Dataset items:
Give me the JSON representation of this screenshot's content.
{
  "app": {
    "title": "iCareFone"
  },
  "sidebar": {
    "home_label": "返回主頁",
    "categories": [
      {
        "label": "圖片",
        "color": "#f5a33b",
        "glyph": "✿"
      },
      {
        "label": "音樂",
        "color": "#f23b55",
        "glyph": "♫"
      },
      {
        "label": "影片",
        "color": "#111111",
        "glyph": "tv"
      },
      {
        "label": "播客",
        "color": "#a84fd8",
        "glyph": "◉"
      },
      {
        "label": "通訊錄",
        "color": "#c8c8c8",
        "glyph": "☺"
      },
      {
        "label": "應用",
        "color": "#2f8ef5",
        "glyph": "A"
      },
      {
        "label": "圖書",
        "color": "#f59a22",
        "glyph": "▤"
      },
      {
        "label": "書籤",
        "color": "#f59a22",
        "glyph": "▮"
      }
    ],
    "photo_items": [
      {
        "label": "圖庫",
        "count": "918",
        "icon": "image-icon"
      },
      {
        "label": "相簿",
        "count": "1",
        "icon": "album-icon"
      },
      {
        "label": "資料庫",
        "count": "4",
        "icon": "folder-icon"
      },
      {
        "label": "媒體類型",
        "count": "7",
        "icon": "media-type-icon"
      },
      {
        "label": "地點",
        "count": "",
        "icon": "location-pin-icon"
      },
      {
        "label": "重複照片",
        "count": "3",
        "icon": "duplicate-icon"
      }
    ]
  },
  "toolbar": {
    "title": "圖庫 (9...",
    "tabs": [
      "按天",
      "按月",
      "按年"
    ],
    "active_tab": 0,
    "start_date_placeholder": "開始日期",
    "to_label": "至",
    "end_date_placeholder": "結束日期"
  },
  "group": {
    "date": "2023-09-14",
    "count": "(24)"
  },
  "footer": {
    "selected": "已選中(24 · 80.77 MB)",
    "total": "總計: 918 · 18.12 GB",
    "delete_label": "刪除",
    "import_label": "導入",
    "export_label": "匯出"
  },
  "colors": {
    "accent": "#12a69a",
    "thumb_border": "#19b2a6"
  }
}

Task details: Reproduce each line holding the word "icon".

Reply to the task:
        "icon": "image-icon"
        "icon": "album-icon"
        "icon": "folder-icon"
        "icon": "media-type-icon"
        "icon": "location-pin-icon"
        "icon": "duplicate-icon"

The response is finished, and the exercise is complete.